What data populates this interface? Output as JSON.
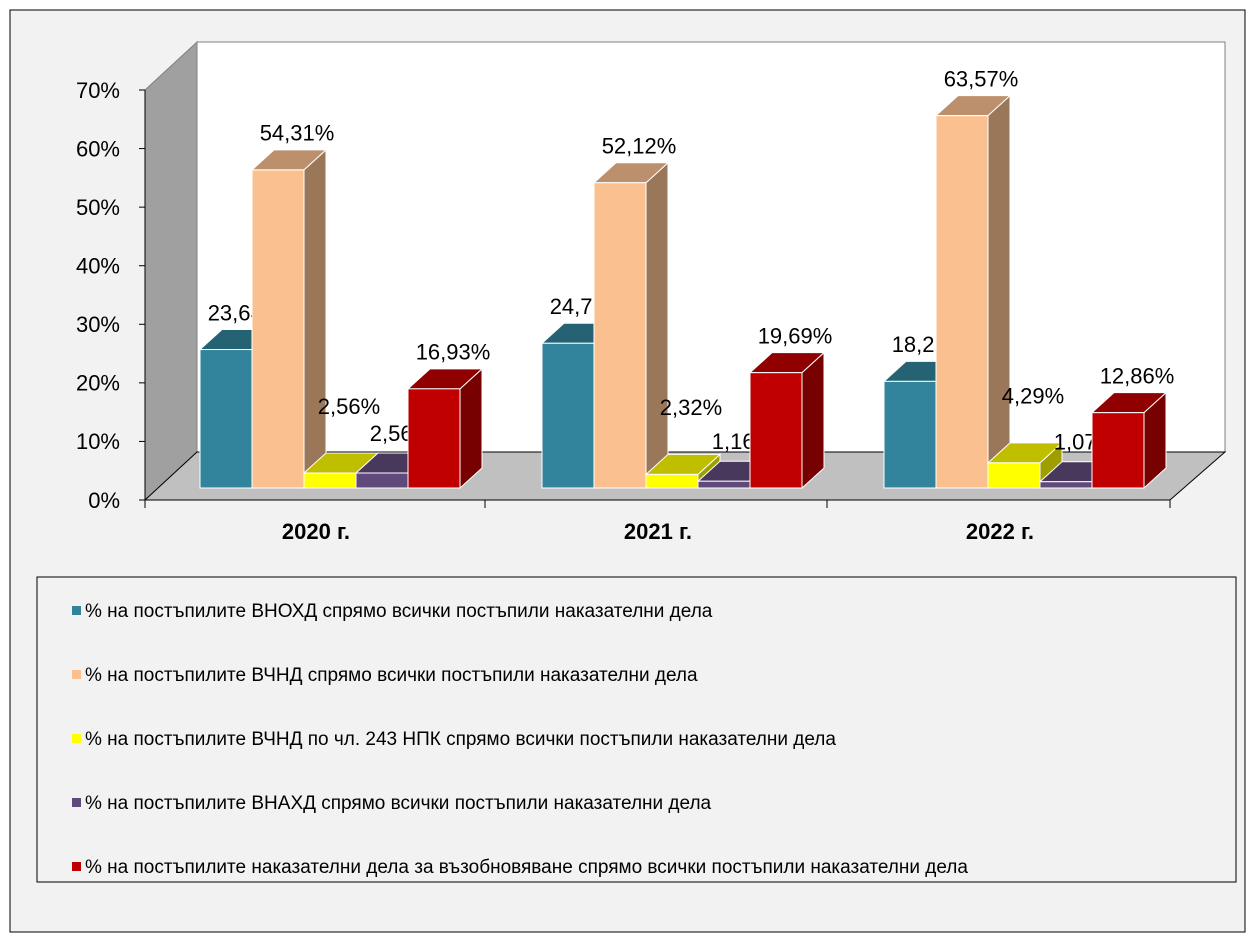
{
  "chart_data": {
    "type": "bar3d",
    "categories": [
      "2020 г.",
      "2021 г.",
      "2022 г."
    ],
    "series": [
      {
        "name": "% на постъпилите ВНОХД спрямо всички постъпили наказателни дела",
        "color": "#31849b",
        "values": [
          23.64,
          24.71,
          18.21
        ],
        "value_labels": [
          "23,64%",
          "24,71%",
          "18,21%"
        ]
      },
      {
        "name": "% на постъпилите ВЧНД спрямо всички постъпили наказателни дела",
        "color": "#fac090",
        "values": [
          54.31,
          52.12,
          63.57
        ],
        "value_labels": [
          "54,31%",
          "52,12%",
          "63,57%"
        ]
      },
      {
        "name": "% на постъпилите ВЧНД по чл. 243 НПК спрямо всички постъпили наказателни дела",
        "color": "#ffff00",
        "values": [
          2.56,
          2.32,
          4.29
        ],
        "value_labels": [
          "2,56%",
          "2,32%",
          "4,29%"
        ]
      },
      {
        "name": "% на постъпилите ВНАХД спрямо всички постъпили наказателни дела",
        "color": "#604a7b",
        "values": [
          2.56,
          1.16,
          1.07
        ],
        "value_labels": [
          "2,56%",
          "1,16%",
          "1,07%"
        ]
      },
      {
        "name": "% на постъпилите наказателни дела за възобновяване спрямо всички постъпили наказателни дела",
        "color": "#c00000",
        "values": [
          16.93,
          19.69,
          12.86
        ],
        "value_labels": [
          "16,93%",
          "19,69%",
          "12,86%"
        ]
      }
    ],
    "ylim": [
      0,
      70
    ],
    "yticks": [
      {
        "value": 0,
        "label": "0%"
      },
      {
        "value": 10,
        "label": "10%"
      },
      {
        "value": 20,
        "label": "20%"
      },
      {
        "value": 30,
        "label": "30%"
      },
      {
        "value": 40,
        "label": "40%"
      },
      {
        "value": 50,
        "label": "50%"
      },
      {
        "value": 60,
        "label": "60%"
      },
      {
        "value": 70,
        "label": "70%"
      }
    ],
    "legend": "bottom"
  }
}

AIM OF THE TASK -> Copy out all of the material exactly as written, without its pictures.

RESPONSE TO THE EXERCISE ->
What data populates this interface? Output as JSON.
{
  "chart_data": {
    "type": "bar3d",
    "categories": [
      "2020 г.",
      "2021 г.",
      "2022 г."
    ],
    "series": [
      {
        "name": "% на постъпилите ВНОХД спрямо всички постъпили наказателни дела",
        "color": "#31849b",
        "values": [
          23.64,
          24.71,
          18.21
        ],
        "value_labels": [
          "23,64%",
          "24,71%",
          "18,21%"
        ]
      },
      {
        "name": "% на постъпилите ВЧНД спрямо всички постъпили наказателни дела",
        "color": "#fac090",
        "values": [
          54.31,
          52.12,
          63.57
        ],
        "value_labels": [
          "54,31%",
          "52,12%",
          "63,57%"
        ]
      },
      {
        "name": "% на постъпилите ВЧНД по чл. 243 НПК спрямо всички постъпили наказателни дела",
        "color": "#ffff00",
        "values": [
          2.56,
          2.32,
          4.29
        ],
        "value_labels": [
          "2,56%",
          "2,32%",
          "4,29%"
        ]
      },
      {
        "name": "% на постъпилите ВНАХД спрямо всички постъпили наказателни дела",
        "color": "#604a7b",
        "values": [
          2.56,
          1.16,
          1.07
        ],
        "value_labels": [
          "2,56%",
          "1,16%",
          "1,07%"
        ]
      },
      {
        "name": "% на постъпилите наказателни дела за възобновяване спрямо всички постъпили наказателни дела",
        "color": "#c00000",
        "values": [
          16.93,
          19.69,
          12.86
        ],
        "value_labels": [
          "16,93%",
          "19,69%",
          "12,86%"
        ]
      }
    ],
    "ylim": [
      0,
      70
    ],
    "yticks": [
      {
        "value": 0,
        "label": "0%"
      },
      {
        "value": 10,
        "label": "10%"
      },
      {
        "value": 20,
        "label": "20%"
      },
      {
        "value": 30,
        "label": "30%"
      },
      {
        "value": 40,
        "label": "40%"
      },
      {
        "value": 50,
        "label": "50%"
      },
      {
        "value": 60,
        "label": "60%"
      },
      {
        "value": 70,
        "label": "70%"
      }
    ],
    "legend": "bottom"
  }
}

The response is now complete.